• **OBJECTIVE**: Repeat all of the records verbatim.

• **RECORDS SHOWN**:
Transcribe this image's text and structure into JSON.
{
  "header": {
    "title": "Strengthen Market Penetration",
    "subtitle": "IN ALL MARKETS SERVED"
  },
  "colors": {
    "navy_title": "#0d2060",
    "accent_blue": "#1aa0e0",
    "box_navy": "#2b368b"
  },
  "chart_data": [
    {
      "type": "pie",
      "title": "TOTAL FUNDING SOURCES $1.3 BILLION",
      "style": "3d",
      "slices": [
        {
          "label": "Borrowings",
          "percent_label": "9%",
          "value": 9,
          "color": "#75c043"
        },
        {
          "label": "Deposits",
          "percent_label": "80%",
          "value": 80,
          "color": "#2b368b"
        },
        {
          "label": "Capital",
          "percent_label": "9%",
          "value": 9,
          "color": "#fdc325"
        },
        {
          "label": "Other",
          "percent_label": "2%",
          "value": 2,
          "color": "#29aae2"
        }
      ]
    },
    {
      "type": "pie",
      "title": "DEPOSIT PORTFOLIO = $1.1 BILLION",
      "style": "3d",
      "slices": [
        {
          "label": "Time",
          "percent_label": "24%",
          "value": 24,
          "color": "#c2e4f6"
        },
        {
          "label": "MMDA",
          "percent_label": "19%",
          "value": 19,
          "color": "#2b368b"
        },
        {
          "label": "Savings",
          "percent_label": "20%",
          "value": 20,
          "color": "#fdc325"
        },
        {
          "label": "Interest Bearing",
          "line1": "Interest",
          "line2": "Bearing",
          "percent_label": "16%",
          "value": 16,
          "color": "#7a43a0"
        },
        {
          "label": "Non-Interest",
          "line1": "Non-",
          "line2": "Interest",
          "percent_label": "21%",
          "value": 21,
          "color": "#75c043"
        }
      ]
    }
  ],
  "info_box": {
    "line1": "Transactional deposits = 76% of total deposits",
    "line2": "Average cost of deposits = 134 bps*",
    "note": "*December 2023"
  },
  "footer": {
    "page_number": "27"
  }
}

• **THE SOLUTION**:
Transcribe this image's text and structure into JSON.
{
  "header": {
    "title": "Strengthen Market Penetration",
    "subtitle": "IN ALL MARKETS SERVED"
  },
  "colors": {
    "navy_title": "#0d2060",
    "accent_blue": "#1aa0e0",
    "box_navy": "#2b368b"
  },
  "chart_data": [
    {
      "type": "pie",
      "title": "TOTAL FUNDING SOURCES $1.3 BILLION",
      "style": "3d",
      "slices": [
        {
          "label": "Borrowings",
          "percent_label": "9%",
          "value": 9,
          "color": "#75c043"
        },
        {
          "label": "Deposits",
          "percent_label": "80%",
          "value": 80,
          "color": "#2b368b"
        },
        {
          "label": "Capital",
          "percent_label": "9%",
          "value": 9,
          "color": "#fdc325"
        },
        {
          "label": "Other",
          "percent_label": "2%",
          "value": 2,
          "color": "#29aae2"
        }
      ]
    },
    {
      "type": "pie",
      "title": "DEPOSIT PORTFOLIO = $1.1 BILLION",
      "style": "3d",
      "slices": [
        {
          "label": "Time",
          "percent_label": "24%",
          "value": 24,
          "color": "#c2e4f6"
        },
        {
          "label": "MMDA",
          "percent_label": "19%",
          "value": 19,
          "color": "#2b368b"
        },
        {
          "label": "Savings",
          "percent_label": "20%",
          "value": 20,
          "color": "#fdc325"
        },
        {
          "label": "Interest Bearing",
          "line1": "Interest",
          "line2": "Bearing",
          "percent_label": "16%",
          "value": 16,
          "color": "#7a43a0"
        },
        {
          "label": "Non-Interest",
          "line1": "Non-",
          "line2": "Interest",
          "percent_label": "21%",
          "value": 21,
          "color": "#75c043"
        }
      ]
    }
  ],
  "info_box": {
    "line1": "Transactional deposits = 76% of total deposits",
    "line2": "Average cost of deposits = 134 bps*",
    "note": "*December 2023"
  },
  "footer": {
    "page_number": "27"
  }
}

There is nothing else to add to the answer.